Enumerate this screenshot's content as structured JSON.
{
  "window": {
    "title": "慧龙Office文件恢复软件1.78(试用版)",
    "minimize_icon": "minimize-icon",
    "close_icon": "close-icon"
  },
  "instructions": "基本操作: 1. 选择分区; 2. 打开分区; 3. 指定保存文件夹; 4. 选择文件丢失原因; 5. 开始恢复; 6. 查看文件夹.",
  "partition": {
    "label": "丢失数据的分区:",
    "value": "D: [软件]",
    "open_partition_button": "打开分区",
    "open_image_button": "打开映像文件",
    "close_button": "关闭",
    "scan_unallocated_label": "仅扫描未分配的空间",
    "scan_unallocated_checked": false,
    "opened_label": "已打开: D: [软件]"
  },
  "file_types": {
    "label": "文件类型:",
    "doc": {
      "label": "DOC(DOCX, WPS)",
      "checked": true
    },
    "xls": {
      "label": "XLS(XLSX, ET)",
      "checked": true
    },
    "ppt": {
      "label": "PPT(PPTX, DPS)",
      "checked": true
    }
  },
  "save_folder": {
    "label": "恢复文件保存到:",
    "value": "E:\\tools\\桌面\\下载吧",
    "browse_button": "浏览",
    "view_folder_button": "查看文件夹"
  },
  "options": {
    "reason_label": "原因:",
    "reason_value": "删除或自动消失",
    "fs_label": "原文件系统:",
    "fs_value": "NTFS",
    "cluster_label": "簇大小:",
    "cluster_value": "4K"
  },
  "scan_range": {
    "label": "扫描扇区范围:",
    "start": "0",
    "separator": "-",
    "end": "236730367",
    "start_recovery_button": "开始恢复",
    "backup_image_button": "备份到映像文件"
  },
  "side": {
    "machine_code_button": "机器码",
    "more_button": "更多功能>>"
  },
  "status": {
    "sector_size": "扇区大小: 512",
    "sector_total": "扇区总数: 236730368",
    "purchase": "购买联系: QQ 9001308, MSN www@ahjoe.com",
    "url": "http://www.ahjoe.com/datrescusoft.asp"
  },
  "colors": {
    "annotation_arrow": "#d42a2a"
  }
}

- [Work to complete] Your task is to give the records above again, exactly.

- [Output for this exercise]
Enumerate this screenshot's content as structured JSON.
{
  "window": {
    "title": "慧龙Office文件恢复软件1.78(试用版)",
    "minimize_icon": "minimize-icon",
    "close_icon": "close-icon"
  },
  "instructions": "基本操作: 1. 选择分区; 2. 打开分区; 3. 指定保存文件夹; 4. 选择文件丢失原因; 5. 开始恢复; 6. 查看文件夹.",
  "partition": {
    "label": "丢失数据的分区:",
    "value": "D: [软件]",
    "open_partition_button": "打开分区",
    "open_image_button": "打开映像文件",
    "close_button": "关闭",
    "scan_unallocated_label": "仅扫描未分配的空间",
    "scan_unallocated_checked": false,
    "opened_label": "已打开: D: [软件]"
  },
  "file_types": {
    "label": "文件类型:",
    "doc": {
      "label": "DOC(DOCX, WPS)",
      "checked": true
    },
    "xls": {
      "label": "XLS(XLSX, ET)",
      "checked": true
    },
    "ppt": {
      "label": "PPT(PPTX, DPS)",
      "checked": true
    }
  },
  "save_folder": {
    "label": "恢复文件保存到:",
    "value": "E:\\tools\\桌面\\下载吧",
    "browse_button": "浏览",
    "view_folder_button": "查看文件夹"
  },
  "options": {
    "reason_label": "原因:",
    "reason_value": "删除或自动消失",
    "fs_label": "原文件系统:",
    "fs_value": "NTFS",
    "cluster_label": "簇大小:",
    "cluster_value": "4K"
  },
  "scan_range": {
    "label": "扫描扇区范围:",
    "start": "0",
    "separator": "-",
    "end": "236730367",
    "start_recovery_button": "开始恢复",
    "backup_image_button": "备份到映像文件"
  },
  "side": {
    "machine_code_button": "机器码",
    "more_button": "更多功能>>"
  },
  "status": {
    "sector_size": "扇区大小: 512",
    "sector_total": "扇区总数: 236730368",
    "purchase": "购买联系: QQ 9001308, MSN www@ahjoe.com",
    "url": "http://www.ahjoe.com/datrescusoft.asp"
  },
  "colors": {
    "annotation_arrow": "#d42a2a"
  }
}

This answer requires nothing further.